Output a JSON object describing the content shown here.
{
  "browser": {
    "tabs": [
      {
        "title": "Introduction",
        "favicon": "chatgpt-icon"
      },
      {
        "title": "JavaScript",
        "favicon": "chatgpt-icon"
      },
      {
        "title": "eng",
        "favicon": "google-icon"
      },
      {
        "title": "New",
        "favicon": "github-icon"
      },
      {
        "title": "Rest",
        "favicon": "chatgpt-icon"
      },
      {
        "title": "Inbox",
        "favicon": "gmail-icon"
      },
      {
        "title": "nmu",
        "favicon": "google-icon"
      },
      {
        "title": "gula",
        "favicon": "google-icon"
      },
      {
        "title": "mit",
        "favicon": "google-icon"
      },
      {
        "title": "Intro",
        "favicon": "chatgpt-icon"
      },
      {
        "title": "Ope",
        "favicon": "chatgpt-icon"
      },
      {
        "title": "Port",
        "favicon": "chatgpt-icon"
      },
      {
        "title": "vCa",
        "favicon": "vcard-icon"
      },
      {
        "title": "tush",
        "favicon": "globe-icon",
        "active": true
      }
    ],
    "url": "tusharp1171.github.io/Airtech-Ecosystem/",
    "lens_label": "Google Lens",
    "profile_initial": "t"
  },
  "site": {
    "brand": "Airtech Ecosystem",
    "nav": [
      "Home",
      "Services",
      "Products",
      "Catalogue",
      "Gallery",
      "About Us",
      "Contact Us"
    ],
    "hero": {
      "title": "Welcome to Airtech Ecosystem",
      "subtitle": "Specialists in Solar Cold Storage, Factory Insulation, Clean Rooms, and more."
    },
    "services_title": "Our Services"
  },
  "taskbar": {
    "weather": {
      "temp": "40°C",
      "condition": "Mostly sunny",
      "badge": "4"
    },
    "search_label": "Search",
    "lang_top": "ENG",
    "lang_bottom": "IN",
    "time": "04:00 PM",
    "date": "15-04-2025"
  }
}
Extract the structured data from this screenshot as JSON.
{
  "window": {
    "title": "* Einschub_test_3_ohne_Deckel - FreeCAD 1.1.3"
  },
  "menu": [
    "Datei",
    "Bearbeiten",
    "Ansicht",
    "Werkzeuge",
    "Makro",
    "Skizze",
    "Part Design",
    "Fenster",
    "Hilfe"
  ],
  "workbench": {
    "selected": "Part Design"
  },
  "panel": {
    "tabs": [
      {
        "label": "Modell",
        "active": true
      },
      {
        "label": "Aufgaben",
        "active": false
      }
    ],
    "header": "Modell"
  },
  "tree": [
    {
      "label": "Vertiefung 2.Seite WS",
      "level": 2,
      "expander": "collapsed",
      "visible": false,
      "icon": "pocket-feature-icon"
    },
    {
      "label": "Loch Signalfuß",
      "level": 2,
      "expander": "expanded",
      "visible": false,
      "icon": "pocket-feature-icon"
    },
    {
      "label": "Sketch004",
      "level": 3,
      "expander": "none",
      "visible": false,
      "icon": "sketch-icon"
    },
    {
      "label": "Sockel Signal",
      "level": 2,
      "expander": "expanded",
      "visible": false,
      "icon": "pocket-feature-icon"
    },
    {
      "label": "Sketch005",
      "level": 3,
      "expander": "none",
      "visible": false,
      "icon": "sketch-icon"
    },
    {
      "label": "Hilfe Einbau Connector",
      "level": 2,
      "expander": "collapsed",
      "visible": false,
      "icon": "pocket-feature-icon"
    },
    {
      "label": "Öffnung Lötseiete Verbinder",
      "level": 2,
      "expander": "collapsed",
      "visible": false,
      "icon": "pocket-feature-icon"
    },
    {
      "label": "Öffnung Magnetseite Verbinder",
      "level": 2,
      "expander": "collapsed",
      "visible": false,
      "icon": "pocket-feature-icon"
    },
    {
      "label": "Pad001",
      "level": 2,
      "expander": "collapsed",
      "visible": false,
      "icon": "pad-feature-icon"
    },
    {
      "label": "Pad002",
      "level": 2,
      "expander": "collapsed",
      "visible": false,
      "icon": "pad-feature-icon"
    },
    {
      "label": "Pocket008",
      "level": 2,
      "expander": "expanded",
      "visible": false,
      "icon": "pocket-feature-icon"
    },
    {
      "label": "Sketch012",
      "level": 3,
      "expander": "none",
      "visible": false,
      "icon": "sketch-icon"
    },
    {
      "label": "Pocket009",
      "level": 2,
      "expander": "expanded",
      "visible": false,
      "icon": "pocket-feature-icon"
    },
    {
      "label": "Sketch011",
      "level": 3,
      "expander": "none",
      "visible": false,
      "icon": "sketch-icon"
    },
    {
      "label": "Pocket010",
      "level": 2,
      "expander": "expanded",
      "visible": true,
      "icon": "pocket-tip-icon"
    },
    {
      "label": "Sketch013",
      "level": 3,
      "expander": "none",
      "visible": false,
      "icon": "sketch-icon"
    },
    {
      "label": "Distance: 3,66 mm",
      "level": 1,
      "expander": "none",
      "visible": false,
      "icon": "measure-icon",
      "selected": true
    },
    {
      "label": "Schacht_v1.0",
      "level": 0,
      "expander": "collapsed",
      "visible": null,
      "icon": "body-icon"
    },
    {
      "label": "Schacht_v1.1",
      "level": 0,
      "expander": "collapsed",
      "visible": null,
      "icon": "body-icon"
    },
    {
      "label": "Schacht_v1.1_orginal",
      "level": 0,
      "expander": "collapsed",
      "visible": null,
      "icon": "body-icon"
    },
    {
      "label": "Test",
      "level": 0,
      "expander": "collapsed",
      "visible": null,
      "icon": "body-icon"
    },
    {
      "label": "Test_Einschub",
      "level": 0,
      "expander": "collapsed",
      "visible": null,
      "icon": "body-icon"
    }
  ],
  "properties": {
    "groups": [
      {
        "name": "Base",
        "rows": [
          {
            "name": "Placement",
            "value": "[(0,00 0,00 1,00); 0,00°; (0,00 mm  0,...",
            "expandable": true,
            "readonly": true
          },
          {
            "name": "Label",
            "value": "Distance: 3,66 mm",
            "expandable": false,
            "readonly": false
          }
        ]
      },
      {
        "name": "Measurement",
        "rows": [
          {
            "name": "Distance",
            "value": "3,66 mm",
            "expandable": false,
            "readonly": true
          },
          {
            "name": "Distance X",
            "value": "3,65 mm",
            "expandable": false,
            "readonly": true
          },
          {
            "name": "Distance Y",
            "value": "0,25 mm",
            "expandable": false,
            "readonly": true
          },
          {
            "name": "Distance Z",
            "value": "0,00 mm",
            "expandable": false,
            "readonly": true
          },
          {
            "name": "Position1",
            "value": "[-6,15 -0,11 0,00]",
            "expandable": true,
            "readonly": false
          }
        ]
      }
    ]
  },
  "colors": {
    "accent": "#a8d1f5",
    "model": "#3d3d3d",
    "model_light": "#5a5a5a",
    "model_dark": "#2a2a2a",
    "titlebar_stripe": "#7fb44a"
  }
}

......

DIRECTIONS FOR THIS TASK: Recopy all the lines exactly as they appear.

RESPONSE:
Output a JSON object describing the content shown here.
{
  "browser": {
    "tabs": [
      {
        "title": "Introduction",
        "favicon": "chatgpt-icon"
      },
      {
        "title": "JavaScript",
        "favicon": "chatgpt-icon"
      },
      {
        "title": "eng",
        "favicon": "google-icon"
      },
      {
        "title": "New",
        "favicon": "github-icon"
      },
      {
        "title": "Rest",
        "favicon": "chatgpt-icon"
      },
      {
        "title": "Inbox",
        "favicon": "gmail-icon"
      },
      {
        "title": "nmu",
        "favicon": "google-icon"
      },
      {
        "title": "gula",
        "favicon": "google-icon"
      },
      {
        "title": "mit",
        "favicon": "google-icon"
      },
      {
        "title": "Intro",
        "favicon": "chatgpt-icon"
      },
      {
        "title": "Ope",
        "favicon": "chatgpt-icon"
      },
      {
        "title": "Port",
        "favicon": "chatgpt-icon"
      },
      {
        "title": "vCa",
        "favicon": "vcard-icon"
      },
      {
        "title": "tush",
        "favicon": "globe-icon",
        "active": true
      }
    ],
    "url": "tusharp1171.github.io/Airtech-Ecosystem/",
    "lens_label": "Google Lens",
    "profile_initial": "t"
  },
  "site": {
    "brand": "Airtech Ecosystem",
    "nav": [
      "Home",
      "Services",
      "Products",
      "Catalogue",
      "Gallery",
      "About Us",
      "Contact Us"
    ],
    "hero": {
      "title": "Welcome to Airtech Ecosystem",
      "subtitle": "Specialists in Solar Cold Storage, Factory Insulation, Clean Rooms, and more."
    },
    "services_title": "Our Services"
  },
  "taskbar": {
    "weather": {
      "temp": "40°C",
      "condition": "Mostly sunny",
      "badge": "4"
    },
    "search_label": "Search",
    "lang_top": "ENG",
    "lang_bottom": "IN",
    "time": "04:00 PM",
    "date": "15-04-2025"
  }
}
Extract the structured data from this screenshot as JSON.
{
  "window": {
    "title": "* Einschub_test_3_ohne_Deckel - FreeCAD 1.1.3"
  },
  "menu": [
    "Datei",
    "Bearbeiten",
    "Ansicht",
    "Werkzeuge",
    "Makro",
    "Skizze",
    "Part Design",
    "Fenster",
    "Hilfe"
  ],
  "workbench": {
    "selected": "Part Design"
  },
  "panel": {
    "tabs": [
      {
        "label": "Modell",
        "active": true
      },
      {
        "label": "Aufgaben",
        "active": false
      }
    ],
    "header": "Modell"
  },
  "tree": [
    {
      "label": "Vertiefung 2.Seite WS",
      "level": 2,
      "expander": "collapsed",
      "visible": false,
      "icon": "pocket-feature-icon"
    },
    {
      "label": "Loch Signalfuß",
      "level": 2,
      "expander": "expanded",
      "visible": false,
      "icon": "pocket-feature-icon"
    },
    {
      "label": "Sketch004",
      "level": 3,
      "expander": "none",
      "visible": false,
      "icon": "sketch-icon"
    },
    {
      "label": "Sockel Signal",
      "level": 2,
      "expander": "expanded",
      "visible": false,
      "icon": "pocket-feature-icon"
    },
    {
      "label": "Sketch005",
      "level": 3,
      "expander": "none",
      "visible": false,
      "icon": "sketch-icon"
    },
    {
      "label": "Hilfe Einbau Connector",
      "level": 2,
      "expander": "collapsed",
      "visible": false,
      "icon": "pocket-feature-icon"
    },
    {
      "label": "Öffnung Lötseiete Verbinder",
      "level": 2,
      "expander": "collapsed",
      "visible": false,
      "icon": "pocket-feature-icon"
    },
    {
      "label": "Öffnung Magnetseite Verbinder",
      "level": 2,
      "expander": "collapsed",
      "visible": false,
      "icon": "pocket-feature-icon"
    },
    {
      "label": "Pad001",
      "level": 2,
      "expander": "collapsed",
      "visible": false,
      "icon": "pad-feature-icon"
    },
    {
      "label": "Pad002",
      "level": 2,
      "expander": "collapsed",
      "visible": false,
      "icon": "pad-feature-icon"
    },
    {
      "label": "Pocket008",
      "level": 2,
      "expander": "expanded",
      "visible": false,
      "icon": "pocket-feature-icon"
    },
    {
      "label": "Sketch012",
      "level": 3,
      "expander": "none",
      "visible": false,
      "icon": "sketch-icon"
    },
    {
      "label": "Pocket009",
      "level": 2,
      "expander": "expanded",
      "visible": false,
      "icon": "pocket-feature-icon"
    },
    {
      "label": "Sketch011",
      "level": 3,
      "expander": "none",
      "visible": false,
      "icon": "sketch-icon"
    },
    {
      "label": "Pocket010",
      "level": 2,
      "expander": "expanded",
      "visible": true,
      "icon": "pocket-tip-icon"
    },
    {
      "label": "Sketch013",
      "level": 3,
      "expander": "none",
      "visible": false,
      "icon": "sketch-icon"
    },
    {
      "label": "Distance: 3,66 mm",
      "level": 1,
      "expander": "none",
      "visible": false,
      "icon": "measure-icon",
      "selected": true
    },
    {
      "label": "Schacht_v1.0",
      "level": 0,
      "expander": "collapsed",
      "visible": null,
      "icon": "body-icon"
    },
    {
      "label": "Schacht_v1.1",
      "level": 0,
      "expander": "collapsed",
      "visible": null,
      "icon": "body-icon"
    },
    {
      "label": "Schacht_v1.1_orginal",
      "level": 0,
      "expander": "collapsed",
      "visible": null,
      "icon": "body-icon"
    },
    {
      "label": "Test",
      "level": 0,
      "expander": "collapsed",
      "visible": null,
      "icon": "body-icon"
    },
    {
      "label": "Test_Einschub",
      "level": 0,
      "expander": "collapsed",
      "visible": null,
      "icon": "body-icon"
    }
  ],
  "properties": {
    "groups": [
      {
        "name": "Base",
        "rows": [
          {
            "name": "Placement",
            "value": "[(0,00 0,00 1,00); 0,00°; (0,00 mm  0,...",
            "expandable": true,
            "readonly": true
          },
          {
            "name": "Label",
            "value": "Distance: 3,66 mm",
            "expandable": false,
            "readonly": false
          }
        ]
      },
      {
        "name": "Measurement",
        "rows": [
          {
            "name": "Distance",
            "value": "3,66 mm",
            "expandable": false,
            "readonly": true
          },
          {
            "name": "Distance X",
            "value": "3,65 mm",
            "expandable": false,
            "readonly": true
          },
          {
            "name": "Distance Y",
            "value": "0,25 mm",
            "expandable": false,
            "readonly": true
          },
          {
            "name": "Distance Z",
            "value": "0,00 mm",
            "expandable": false,
            "readonly": true
          },
          {
            "name": "Position1",
            "value": "[-6,15 -0,11 0,00]",
            "expandable": true,
            "readonly": false
          }
        ]
      }
    ]
  },
  "colors": {
    "accent": "#a8d1f5",
    "model": "#3d3d3d",
    "model_light": "#5a5a5a",
    "model_dark": "#2a2a2a",
    "titlebar_stripe": "#7fb44a"
  }
}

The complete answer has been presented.